Reproduce the records below exactly as given.

═════ MATERIAL PROVIDED

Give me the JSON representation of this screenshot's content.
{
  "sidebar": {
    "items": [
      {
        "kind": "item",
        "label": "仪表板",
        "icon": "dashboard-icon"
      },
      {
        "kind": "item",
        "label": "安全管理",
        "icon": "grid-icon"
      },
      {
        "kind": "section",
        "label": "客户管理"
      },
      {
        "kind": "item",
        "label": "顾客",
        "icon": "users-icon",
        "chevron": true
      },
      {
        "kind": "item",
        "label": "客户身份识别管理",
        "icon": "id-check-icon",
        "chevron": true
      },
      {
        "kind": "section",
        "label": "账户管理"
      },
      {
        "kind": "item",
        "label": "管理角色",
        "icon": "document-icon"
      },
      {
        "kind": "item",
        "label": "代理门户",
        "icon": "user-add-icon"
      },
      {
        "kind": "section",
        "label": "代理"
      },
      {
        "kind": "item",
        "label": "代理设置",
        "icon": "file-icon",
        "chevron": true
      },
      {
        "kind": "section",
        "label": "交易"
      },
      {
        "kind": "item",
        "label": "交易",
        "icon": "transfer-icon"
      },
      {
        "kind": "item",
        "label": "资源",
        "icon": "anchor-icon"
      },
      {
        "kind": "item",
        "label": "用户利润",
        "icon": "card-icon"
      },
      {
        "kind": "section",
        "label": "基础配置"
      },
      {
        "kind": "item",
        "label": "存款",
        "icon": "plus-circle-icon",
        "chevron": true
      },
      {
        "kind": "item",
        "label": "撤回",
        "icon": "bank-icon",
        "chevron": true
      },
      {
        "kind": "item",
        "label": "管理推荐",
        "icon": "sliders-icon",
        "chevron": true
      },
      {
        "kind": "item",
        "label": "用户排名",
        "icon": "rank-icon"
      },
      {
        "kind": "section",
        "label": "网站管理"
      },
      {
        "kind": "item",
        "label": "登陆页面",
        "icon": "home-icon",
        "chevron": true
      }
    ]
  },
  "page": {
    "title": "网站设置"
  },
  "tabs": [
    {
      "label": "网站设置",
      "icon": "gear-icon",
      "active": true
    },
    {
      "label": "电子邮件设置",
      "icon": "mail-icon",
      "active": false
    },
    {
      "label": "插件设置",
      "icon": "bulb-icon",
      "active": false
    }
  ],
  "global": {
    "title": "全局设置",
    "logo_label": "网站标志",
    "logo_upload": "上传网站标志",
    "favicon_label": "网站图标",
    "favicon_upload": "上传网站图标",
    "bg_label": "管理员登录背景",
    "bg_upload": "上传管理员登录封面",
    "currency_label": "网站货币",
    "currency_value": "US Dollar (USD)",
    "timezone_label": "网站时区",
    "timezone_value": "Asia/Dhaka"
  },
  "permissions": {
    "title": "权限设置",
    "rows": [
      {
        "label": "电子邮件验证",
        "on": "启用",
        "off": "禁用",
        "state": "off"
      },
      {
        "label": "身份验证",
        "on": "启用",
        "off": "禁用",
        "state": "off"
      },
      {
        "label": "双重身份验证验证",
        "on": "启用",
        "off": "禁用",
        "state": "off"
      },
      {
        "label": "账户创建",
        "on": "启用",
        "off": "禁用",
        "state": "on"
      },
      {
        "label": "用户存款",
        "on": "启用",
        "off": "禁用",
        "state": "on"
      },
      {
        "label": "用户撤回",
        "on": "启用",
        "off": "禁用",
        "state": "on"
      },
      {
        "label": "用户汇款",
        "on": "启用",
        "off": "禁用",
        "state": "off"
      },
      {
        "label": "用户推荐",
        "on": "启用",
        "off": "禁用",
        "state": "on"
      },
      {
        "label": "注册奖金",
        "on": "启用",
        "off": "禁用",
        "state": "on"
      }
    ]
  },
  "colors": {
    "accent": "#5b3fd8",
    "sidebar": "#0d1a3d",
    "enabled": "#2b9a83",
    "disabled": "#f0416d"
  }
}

══════════

## WORKED ANSWER
Give me the JSON representation of this screenshot's content.
{
  "sidebar": {
    "items": [
      {
        "kind": "item",
        "label": "仪表板",
        "icon": "dashboard-icon"
      },
      {
        "kind": "item",
        "label": "安全管理",
        "icon": "grid-icon"
      },
      {
        "kind": "section",
        "label": "客户管理"
      },
      {
        "kind": "item",
        "label": "顾客",
        "icon": "users-icon",
        "chevron": true
      },
      {
        "kind": "item",
        "label": "客户身份识别管理",
        "icon": "id-check-icon",
        "chevron": true
      },
      {
        "kind": "section",
        "label": "账户管理"
      },
      {
        "kind": "item",
        "label": "管理角色",
        "icon": "document-icon"
      },
      {
        "kind": "item",
        "label": "代理门户",
        "icon": "user-add-icon"
      },
      {
        "kind": "section",
        "label": "代理"
      },
      {
        "kind": "item",
        "label": "代理设置",
        "icon": "file-icon",
        "chevron": true
      },
      {
        "kind": "section",
        "label": "交易"
      },
      {
        "kind": "item",
        "label": "交易",
        "icon": "transfer-icon"
      },
      {
        "kind": "item",
        "label": "资源",
        "icon": "anchor-icon"
      },
      {
        "kind": "item",
        "label": "用户利润",
        "icon": "card-icon"
      },
      {
        "kind": "section",
        "label": "基础配置"
      },
      {
        "kind": "item",
        "label": "存款",
        "icon": "plus-circle-icon",
        "chevron": true
      },
      {
        "kind": "item",
        "label": "撤回",
        "icon": "bank-icon",
        "chevron": true
      },
      {
        "kind": "item",
        "label": "管理推荐",
        "icon": "sliders-icon",
        "chevron": true
      },
      {
        "kind": "item",
        "label": "用户排名",
        "icon": "rank-icon"
      },
      {
        "kind": "section",
        "label": "网站管理"
      },
      {
        "kind": "item",
        "label": "登陆页面",
        "icon": "home-icon",
        "chevron": true
      }
    ]
  },
  "page": {
    "title": "网站设置"
  },
  "tabs": [
    {
      "label": "网站设置",
      "icon": "gear-icon",
      "active": true
    },
    {
      "label": "电子邮件设置",
      "icon": "mail-icon",
      "active": false
    },
    {
      "label": "插件设置",
      "icon": "bulb-icon",
      "active": false
    }
  ],
  "global": {
    "title": "全局设置",
    "logo_label": "网站标志",
    "logo_upload": "上传网站标志",
    "favicon_label": "网站图标",
    "favicon_upload": "上传网站图标",
    "bg_label": "管理员登录背景",
    "bg_upload": "上传管理员登录封面",
    "currency_label": "网站货币",
    "currency_value": "US Dollar (USD)",
    "timezone_label": "网站时区",
    "timezone_value": "Asia/Dhaka"
  },
  "permissions": {
    "title": "权限设置",
    "rows": [
      {
        "label": "电子邮件验证",
        "on": "启用",
        "off": "禁用",
        "state": "off"
      },
      {
        "label": "身份验证",
        "on": "启用",
        "off": "禁用",
        "state": "off"
      },
      {
        "label": "双重身份验证验证",
        "on": "启用",
        "off": "禁用",
        "state": "off"
      },
      {
        "label": "账户创建",
        "on": "启用",
        "off": "禁用",
        "state": "on"
      },
      {
        "label": "用户存款",
        "on": "启用",
        "off": "禁用",
        "state": "on"
      },
      {
        "label": "用户撤回",
        "on": "启用",
        "off": "禁用",
        "state": "on"
      },
      {
        "label": "用户汇款",
        "on": "启用",
        "off": "禁用",
        "state": "off"
      },
      {
        "label": "用户推荐",
        "on": "启用",
        "off": "禁用",
        "state": "on"
      },
      {
        "label": "注册奖金",
        "on": "启用",
        "off": "禁用",
        "state": "on"
      }
    ]
  },
  "colors": {
    "accent": "#5b3fd8",
    "sidebar": "#0d1a3d",
    "enabled": "#2b9a83",
    "disabled": "#f0416d"
  }
}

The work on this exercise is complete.